Element position data:
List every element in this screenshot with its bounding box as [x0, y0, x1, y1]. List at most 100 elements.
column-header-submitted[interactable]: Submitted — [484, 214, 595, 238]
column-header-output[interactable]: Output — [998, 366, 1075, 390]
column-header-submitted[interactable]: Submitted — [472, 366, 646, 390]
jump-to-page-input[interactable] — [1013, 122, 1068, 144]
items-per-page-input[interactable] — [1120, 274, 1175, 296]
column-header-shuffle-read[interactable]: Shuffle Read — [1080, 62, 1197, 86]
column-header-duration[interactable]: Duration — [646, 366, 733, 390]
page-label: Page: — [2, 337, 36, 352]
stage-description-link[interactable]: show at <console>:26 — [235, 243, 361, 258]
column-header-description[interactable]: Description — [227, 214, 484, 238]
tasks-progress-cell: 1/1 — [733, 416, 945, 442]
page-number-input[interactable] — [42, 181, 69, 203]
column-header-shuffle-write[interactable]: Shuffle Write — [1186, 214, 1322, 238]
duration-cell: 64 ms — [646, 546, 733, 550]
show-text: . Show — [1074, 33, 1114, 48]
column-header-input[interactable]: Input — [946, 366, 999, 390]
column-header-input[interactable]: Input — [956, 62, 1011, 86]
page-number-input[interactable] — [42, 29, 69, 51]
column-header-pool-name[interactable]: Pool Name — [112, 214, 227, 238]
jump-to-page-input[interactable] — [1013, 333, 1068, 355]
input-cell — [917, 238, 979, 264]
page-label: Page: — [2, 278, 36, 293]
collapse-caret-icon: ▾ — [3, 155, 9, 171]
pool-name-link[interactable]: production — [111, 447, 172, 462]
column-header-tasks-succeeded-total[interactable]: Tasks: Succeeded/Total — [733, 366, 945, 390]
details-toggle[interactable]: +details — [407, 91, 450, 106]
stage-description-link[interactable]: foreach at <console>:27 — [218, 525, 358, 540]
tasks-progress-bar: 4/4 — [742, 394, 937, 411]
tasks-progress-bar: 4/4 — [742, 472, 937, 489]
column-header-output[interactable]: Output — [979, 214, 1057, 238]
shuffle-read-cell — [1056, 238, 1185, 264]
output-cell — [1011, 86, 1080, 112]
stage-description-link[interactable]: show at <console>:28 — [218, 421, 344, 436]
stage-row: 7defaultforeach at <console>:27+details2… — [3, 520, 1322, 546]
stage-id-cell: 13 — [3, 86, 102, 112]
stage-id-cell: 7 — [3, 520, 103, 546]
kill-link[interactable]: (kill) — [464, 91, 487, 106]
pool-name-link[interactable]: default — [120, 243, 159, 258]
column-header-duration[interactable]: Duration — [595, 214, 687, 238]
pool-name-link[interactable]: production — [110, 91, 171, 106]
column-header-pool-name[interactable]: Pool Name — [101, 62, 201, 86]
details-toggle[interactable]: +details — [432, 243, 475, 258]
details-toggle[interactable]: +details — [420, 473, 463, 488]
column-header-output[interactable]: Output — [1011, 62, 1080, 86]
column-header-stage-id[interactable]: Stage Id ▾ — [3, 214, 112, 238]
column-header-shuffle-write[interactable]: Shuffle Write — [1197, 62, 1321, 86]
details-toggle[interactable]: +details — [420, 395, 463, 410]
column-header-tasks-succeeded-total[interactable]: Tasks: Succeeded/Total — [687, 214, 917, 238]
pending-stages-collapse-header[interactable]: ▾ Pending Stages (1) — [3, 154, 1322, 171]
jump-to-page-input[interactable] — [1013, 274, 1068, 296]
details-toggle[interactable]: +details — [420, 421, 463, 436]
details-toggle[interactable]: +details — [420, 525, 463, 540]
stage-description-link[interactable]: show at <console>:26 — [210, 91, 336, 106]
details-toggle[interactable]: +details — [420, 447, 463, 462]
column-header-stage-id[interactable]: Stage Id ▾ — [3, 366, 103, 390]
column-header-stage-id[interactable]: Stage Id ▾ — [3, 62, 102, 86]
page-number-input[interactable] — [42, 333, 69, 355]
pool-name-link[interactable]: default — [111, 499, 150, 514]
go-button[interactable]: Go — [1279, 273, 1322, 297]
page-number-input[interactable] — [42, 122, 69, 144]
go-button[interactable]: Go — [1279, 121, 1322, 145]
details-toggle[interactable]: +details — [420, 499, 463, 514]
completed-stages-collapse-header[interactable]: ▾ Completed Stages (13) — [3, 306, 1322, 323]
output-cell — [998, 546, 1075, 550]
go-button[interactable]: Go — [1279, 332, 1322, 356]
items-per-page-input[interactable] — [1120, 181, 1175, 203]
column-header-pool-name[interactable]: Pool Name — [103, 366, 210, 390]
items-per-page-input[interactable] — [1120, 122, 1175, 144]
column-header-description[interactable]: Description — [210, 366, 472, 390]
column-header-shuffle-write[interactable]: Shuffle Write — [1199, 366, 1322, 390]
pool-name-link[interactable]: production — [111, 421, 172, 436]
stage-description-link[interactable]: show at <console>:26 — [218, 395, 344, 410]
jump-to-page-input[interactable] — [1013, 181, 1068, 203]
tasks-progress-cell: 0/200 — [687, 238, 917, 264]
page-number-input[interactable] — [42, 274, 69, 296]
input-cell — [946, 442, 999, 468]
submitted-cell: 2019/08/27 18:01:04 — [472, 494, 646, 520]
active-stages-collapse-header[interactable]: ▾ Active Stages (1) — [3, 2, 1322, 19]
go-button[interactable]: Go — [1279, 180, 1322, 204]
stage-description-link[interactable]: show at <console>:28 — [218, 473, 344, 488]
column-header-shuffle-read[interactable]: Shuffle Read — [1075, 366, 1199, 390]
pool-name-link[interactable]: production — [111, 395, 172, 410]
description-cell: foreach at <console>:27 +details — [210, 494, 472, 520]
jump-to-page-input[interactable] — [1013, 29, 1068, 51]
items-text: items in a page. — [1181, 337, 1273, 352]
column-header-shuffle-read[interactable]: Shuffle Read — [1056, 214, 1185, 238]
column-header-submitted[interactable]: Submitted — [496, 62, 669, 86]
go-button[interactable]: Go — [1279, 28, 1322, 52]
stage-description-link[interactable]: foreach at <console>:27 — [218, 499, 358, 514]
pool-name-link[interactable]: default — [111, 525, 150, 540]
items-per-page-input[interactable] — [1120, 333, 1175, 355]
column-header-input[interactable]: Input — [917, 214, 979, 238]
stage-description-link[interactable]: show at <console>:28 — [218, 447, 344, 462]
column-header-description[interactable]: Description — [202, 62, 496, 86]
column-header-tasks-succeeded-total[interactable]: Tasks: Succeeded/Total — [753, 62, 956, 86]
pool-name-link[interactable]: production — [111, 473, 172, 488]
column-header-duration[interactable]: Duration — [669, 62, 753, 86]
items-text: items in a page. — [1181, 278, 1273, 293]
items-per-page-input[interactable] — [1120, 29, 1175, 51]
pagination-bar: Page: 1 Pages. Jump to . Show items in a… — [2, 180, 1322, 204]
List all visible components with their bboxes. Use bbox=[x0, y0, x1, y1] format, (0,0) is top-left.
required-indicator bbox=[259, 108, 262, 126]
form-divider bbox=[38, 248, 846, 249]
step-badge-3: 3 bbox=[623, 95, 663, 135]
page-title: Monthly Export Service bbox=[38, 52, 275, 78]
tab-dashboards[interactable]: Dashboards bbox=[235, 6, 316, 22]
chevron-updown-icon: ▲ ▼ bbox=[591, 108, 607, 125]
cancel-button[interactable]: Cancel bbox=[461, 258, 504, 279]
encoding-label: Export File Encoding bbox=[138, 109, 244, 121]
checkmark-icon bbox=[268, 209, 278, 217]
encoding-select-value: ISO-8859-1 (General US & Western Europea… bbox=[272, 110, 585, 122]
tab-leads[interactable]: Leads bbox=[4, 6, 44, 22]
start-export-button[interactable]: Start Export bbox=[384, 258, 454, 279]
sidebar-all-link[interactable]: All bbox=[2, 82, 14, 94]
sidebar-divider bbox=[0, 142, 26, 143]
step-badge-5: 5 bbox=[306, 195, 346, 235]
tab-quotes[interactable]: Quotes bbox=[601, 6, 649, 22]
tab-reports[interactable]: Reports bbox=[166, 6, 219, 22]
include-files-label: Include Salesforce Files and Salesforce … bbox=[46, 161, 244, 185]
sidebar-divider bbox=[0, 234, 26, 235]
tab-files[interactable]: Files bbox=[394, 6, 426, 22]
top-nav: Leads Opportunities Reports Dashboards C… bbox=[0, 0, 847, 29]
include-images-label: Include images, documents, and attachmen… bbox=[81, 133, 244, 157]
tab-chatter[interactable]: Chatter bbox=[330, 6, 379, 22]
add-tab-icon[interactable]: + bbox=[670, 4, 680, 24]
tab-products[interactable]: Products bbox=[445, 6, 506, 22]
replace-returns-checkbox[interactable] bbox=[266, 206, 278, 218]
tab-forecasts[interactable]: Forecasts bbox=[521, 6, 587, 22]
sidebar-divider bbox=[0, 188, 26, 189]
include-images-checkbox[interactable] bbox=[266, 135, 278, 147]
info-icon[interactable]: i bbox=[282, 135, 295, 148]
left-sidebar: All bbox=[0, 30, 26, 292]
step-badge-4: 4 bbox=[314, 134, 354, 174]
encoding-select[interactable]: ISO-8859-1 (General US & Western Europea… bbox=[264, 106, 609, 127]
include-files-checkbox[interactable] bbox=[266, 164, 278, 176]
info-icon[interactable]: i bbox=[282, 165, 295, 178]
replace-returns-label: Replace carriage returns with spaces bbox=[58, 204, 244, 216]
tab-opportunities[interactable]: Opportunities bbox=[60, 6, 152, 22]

Exercise instructions - Copy out word for word everything from the first of the rows down to the row that contains "366, 733, 390]", including both.

Solution to the exercise -
List every element in this screenshot with its bounding box as [x0, y0, x1, y1]. List at most 100 elements.
column-header-submitted[interactable]: Submitted — [484, 214, 595, 238]
column-header-output[interactable]: Output — [998, 366, 1075, 390]
column-header-submitted[interactable]: Submitted — [472, 366, 646, 390]
jump-to-page-input[interactable] — [1013, 122, 1068, 144]
items-per-page-input[interactable] — [1120, 274, 1175, 296]
column-header-shuffle-read[interactable]: Shuffle Read — [1080, 62, 1197, 86]
column-header-duration[interactable]: Duration — [646, 366, 733, 390]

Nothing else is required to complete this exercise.